GIVEN REQUEST: Please rewrite the lines of the records below as a Markdown table with two columns, Row and Line, where Row numbers each line. Begin at the line that has "tab-settings[interactable]: [899, 156, 1185, 226]", stop after the line that has "tab-dashboard[interactable]: [42, 156, 328, 226]", and leave out any blank lines.

DATASET ROWS:

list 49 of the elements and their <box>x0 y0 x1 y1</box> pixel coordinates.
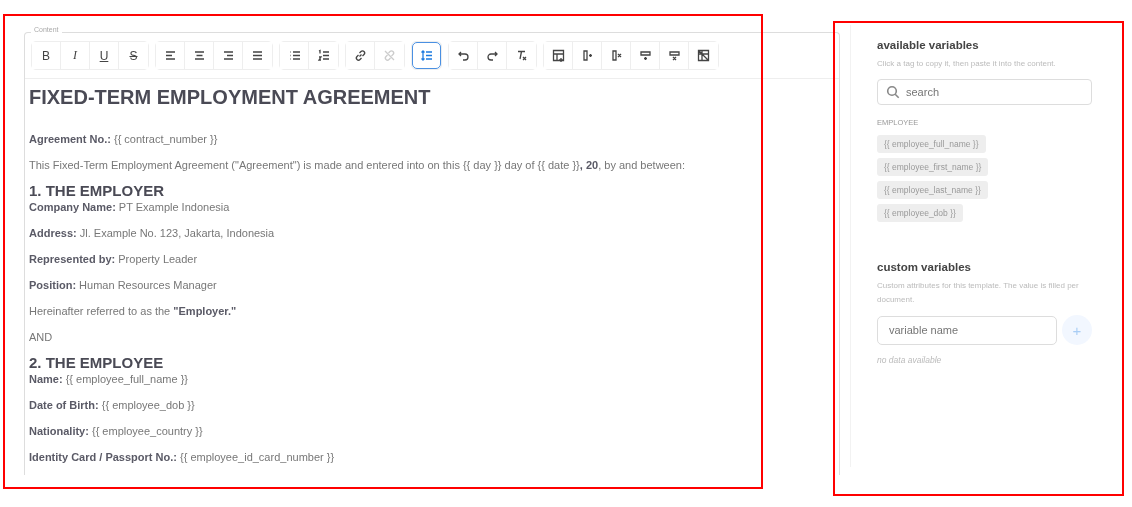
row-add-icon <box>638 49 652 62</box>
paragraph: Position: Human Resources Manager <box>29 278 218 293</box>
undo-button[interactable] <box>449 42 478 69</box>
add-button[interactable]: + <box>1062 315 1092 345</box>
variable-tag[interactable]: {{ employee_first_name }} <box>877 158 989 176</box>
variable-tag[interactable]: {{ employee_last_name }} <box>877 181 988 199</box>
bullet-list-button[interactable] <box>280 42 309 69</box>
paragraph: AND <box>29 330 54 345</box>
redo-icon <box>485 49 499 62</box>
paragraph: Agreement No.: {{ contract_number }} <box>29 132 219 147</box>
paragraph: This Fixed-Term Employment Agreement ("Agreement") is made and entered into on this {{ day }} day of {{ date }}, 20, by and between: <box>29 158 686 173</box>
unlink-icon <box>383 49 396 62</box>
line-height-button[interactable] <box>412 42 441 69</box>
align-left-icon <box>163 49 177 62</box>
undo-icon <box>456 49 470 62</box>
align-justify-icon <box>251 49 264 62</box>
table-button[interactable] <box>544 42 573 69</box>
table-del-icon <box>697 49 710 62</box>
col-add-icon <box>580 49 594 62</box>
paragraph: Nationality: {{ employee_country }} <box>29 424 204 439</box>
clear-format-icon <box>515 49 528 62</box>
bullet-list-icon <box>287 49 301 62</box>
paragraph: Hereinafter referred to as the "Employer." <box>29 304 238 319</box>
paragraph: Company Name: PT Example Indonesia <box>29 200 231 215</box>
align-right-icon <box>221 49 235 62</box>
link-icon <box>353 49 367 62</box>
align-left-button[interactable] <box>156 42 185 69</box>
paragraph: Represented by: Property Leader <box>29 252 199 267</box>
variable-name-field[interactable]: variable name <box>877 315 1057 345</box>
link-button[interactable] <box>346 42 375 69</box>
numbered-list-icon <box>317 49 330 62</box>
section-heading: 1. THE EMPLOYER <box>29 183 166 199</box>
section-title: available variables <box>877 39 980 51</box>
document-title: FIXED-TERM EMPLOYMENT AGREEMENT <box>29 85 432 109</box>
search-field[interactable]: search <box>877 79 1092 105</box>
paragraph: Address: Jl. Example No. 123, Jakarta, Indonesia <box>29 226 276 241</box>
section-heading: 2. THE EMPLOYEE <box>29 355 165 371</box>
paragraph: Name: {{ employee_full_name }} <box>29 372 189 387</box>
bold-button[interactable]: B <box>32 42 61 69</box>
paragraph: Identity Card / Passport No.: {{ employee_id_card_number }} <box>29 450 336 465</box>
variable-tag[interactable]: {{ employee_full_name }} <box>877 135 986 153</box>
line-height-icon <box>420 49 433 62</box>
section-title: custom variables <box>877 261 972 273</box>
paragraph: Date of Birth: {{ employee_dob }} <box>29 398 196 413</box>
variable-tag[interactable]: {{ employee_dob }} <box>877 204 963 222</box>
table-icon <box>551 49 565 62</box>
row-del-icon <box>667 49 681 62</box>
align-center-icon <box>192 49 206 62</box>
col-del-icon <box>609 49 623 62</box>
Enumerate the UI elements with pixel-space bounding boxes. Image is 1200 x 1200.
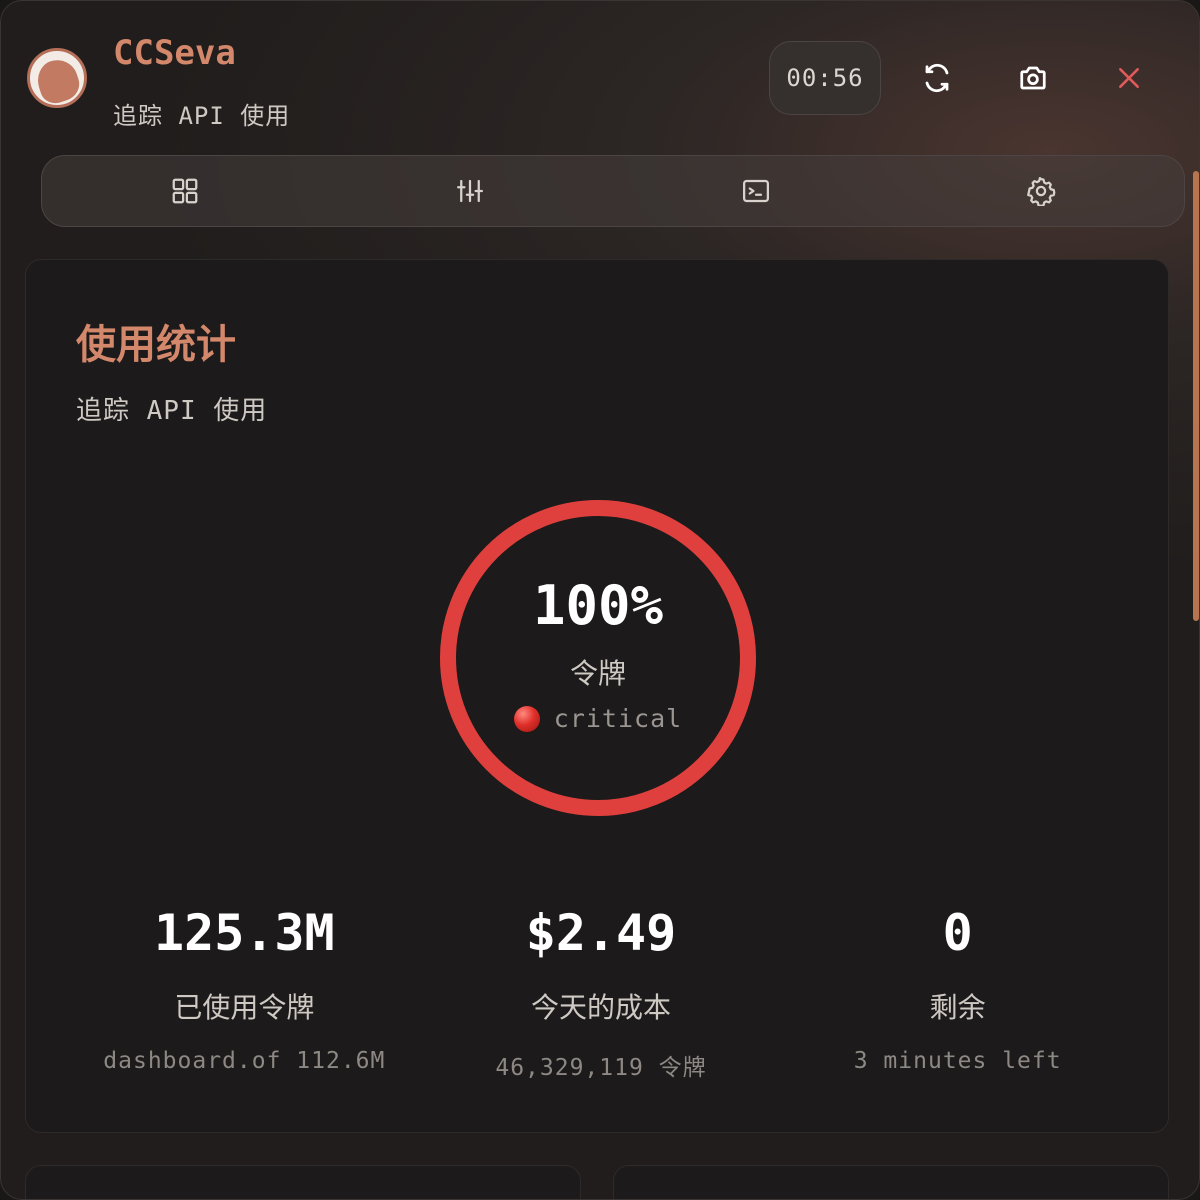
tab-settings[interactable]: [899, 156, 1185, 226]
stat-subtext: dashboard.of 112.6M: [103, 1048, 386, 1074]
secondary-card-left: [25, 1165, 581, 1199]
stat-value: 0: [942, 904, 973, 962]
header: CCSeva 追踪 API 使用 00:56: [1, 1, 1199, 151]
close-button[interactable]: [1109, 57, 1149, 99]
stat-label: 剩余: [929, 991, 986, 1024]
grid-icon: [172, 178, 198, 204]
stat-tokens-used: 125.3M 已使用令牌 dashboard.of 112.6M: [66, 900, 423, 1100]
stat-subtext: 3 minutes left: [853, 1048, 1062, 1074]
scrollbar-thumb[interactable]: [1193, 171, 1199, 621]
tab-bar: [41, 155, 1185, 227]
app-subtitle: 追踪 API 使用: [113, 102, 291, 130]
stat-label: 今天的成本: [531, 991, 672, 1024]
stat-label: 已使用令牌: [174, 991, 315, 1024]
tab-dashboard[interactable]: [42, 156, 328, 226]
app-logo: [27, 48, 87, 108]
refresh-button[interactable]: [917, 57, 957, 99]
stat-value: 125.3M: [154, 904, 335, 962]
screenshot-button[interactable]: [1013, 57, 1053, 99]
countdown-timer: 00:56: [769, 41, 881, 115]
usage-gauge: 100% 令牌 critical: [438, 498, 758, 818]
sliders-icon: [457, 179, 484, 203]
gear-icon: [1027, 177, 1056, 206]
status-indicator: critical: [438, 704, 758, 733]
usage-stats-card: 使用统计 追踪 API 使用 100% 令牌 critical 125.3M 已…: [25, 259, 1169, 1133]
stat-subtext: 46,329,119 令牌: [495, 1055, 707, 1081]
logo-mark: [32, 54, 84, 105]
tab-analytics[interactable]: [328, 156, 614, 226]
red-circle-icon: [513, 705, 540, 732]
section-subtitle: 追踪 API 使用: [76, 396, 268, 426]
gauge-label: 令牌: [569, 657, 626, 690]
stat-remaining: 0 剩余 3 minutes left: [779, 900, 1136, 1100]
status-text: critical: [553, 704, 683, 733]
close-icon: [1119, 68, 1139, 88]
terminal-icon: [742, 179, 769, 203]
stat-cost-today: $2.49 今天的成本 46,329,119 令牌: [423, 900, 780, 1100]
camera-icon: [1020, 66, 1046, 90]
app-window: CCSeva 追踪 API 使用 00:56 使用统计 追踪 API 使用 10…: [0, 0, 1200, 1200]
section-title: 使用统计: [76, 322, 236, 368]
stats-row: 125.3M 已使用令牌 dashboard.of 112.6M $2.49 今…: [66, 900, 1136, 1100]
app-title: CCSeva: [113, 33, 236, 73]
refresh-icon: [925, 63, 949, 93]
tab-terminal[interactable]: [613, 156, 899, 226]
gauge-percent: 100%: [532, 574, 664, 637]
secondary-card-right: [613, 1165, 1169, 1199]
stat-value: $2.49: [525, 904, 677, 962]
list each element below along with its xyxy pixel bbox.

CORRECT RESPONSE:
| Row | Line |
|---|---|
| 1 | tab-settings[interactable]: [899, 156, 1185, 226] |
| 2 | stat-subtext: dashboard.of 112.6M: [103, 1048, 386, 1074] |
| 3 | secondary-card-left: [25, 1165, 581, 1199] |
| 4 | stat-value: 0: [942, 904, 973, 962] |
| 5 | header: CCSeva 追踪 API 使用 00:56: [1, 1, 1199, 151] |
| 6 | close-button[interactable]: [1109, 57, 1149, 99] |
| 7 | stat-label: 剩余: [929, 991, 986, 1024] |
| 8 | grid-icon: [172, 178, 198, 204] |
| 9 | stat-tokens-used: 125.3M 已使用令牌 dashboard.of 112.6M: [66, 900, 423, 1100] |
| 10 | stat-subtext: 3 minutes left: [853, 1048, 1062, 1074] |
| 11 | scrollbar-thumb[interactable]: [1193, 171, 1199, 621] |
| 12 | tab-bar: [41, 155, 1185, 227] |
| 13 | app-subtitle: 追踪 API 使用: [113, 102, 291, 130] |
| 14 | stat-label: 今天的成本: [531, 991, 672, 1024] |
| 15 | stat-label: 已使用令牌: [174, 991, 315, 1024] |
| 16 | tab-dashboard[interactable]: [42, 156, 328, 226] |